__Directions for this task__:
Give every line from the entries that contains "исходного".

__Provided data__:

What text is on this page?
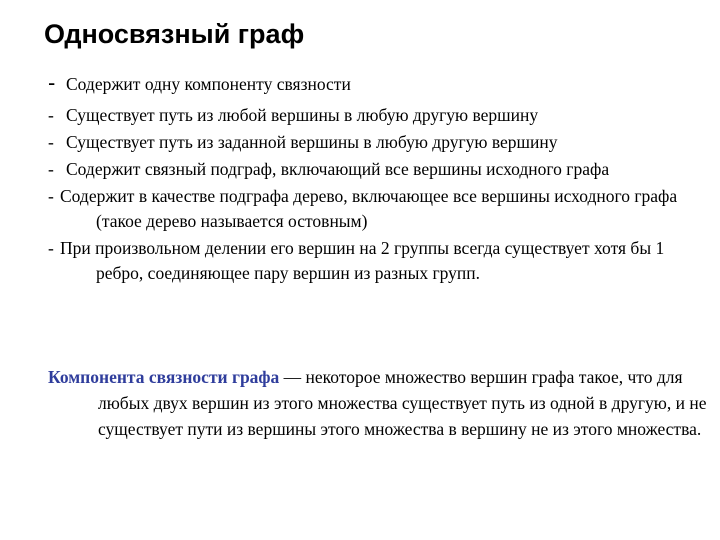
Односвязный граф
- Содержит одну компоненту связности
- Существует путь из любой вершины в любую другую вершину
- Существует путь из заданной вершины в любую другую вершину
- Содержит связный подграф, включающий все вершины исходного графа
- Содержит в качестве подграфа дерево, включающее все вершины исходного графа (такое дерево называется остовным)
- При произвольном делении его вершин на 2 группы всегда существует хотя бы 1 ребро, соединяющее пару вершин из разных групп.

Компонента связности графа — некоторое множество вершин графа такое, что для любых двух вершин из этого множества существует путь из одной в другую, и не существует пути из вершины этого множества в вершину не из этого множества.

__Full response__:
- Содержит связный подграф, включающий все вершины исходного графа
- Содержит в качестве подграфа дерево, включающее все вершины исходного графа (такое дерево называется остовным)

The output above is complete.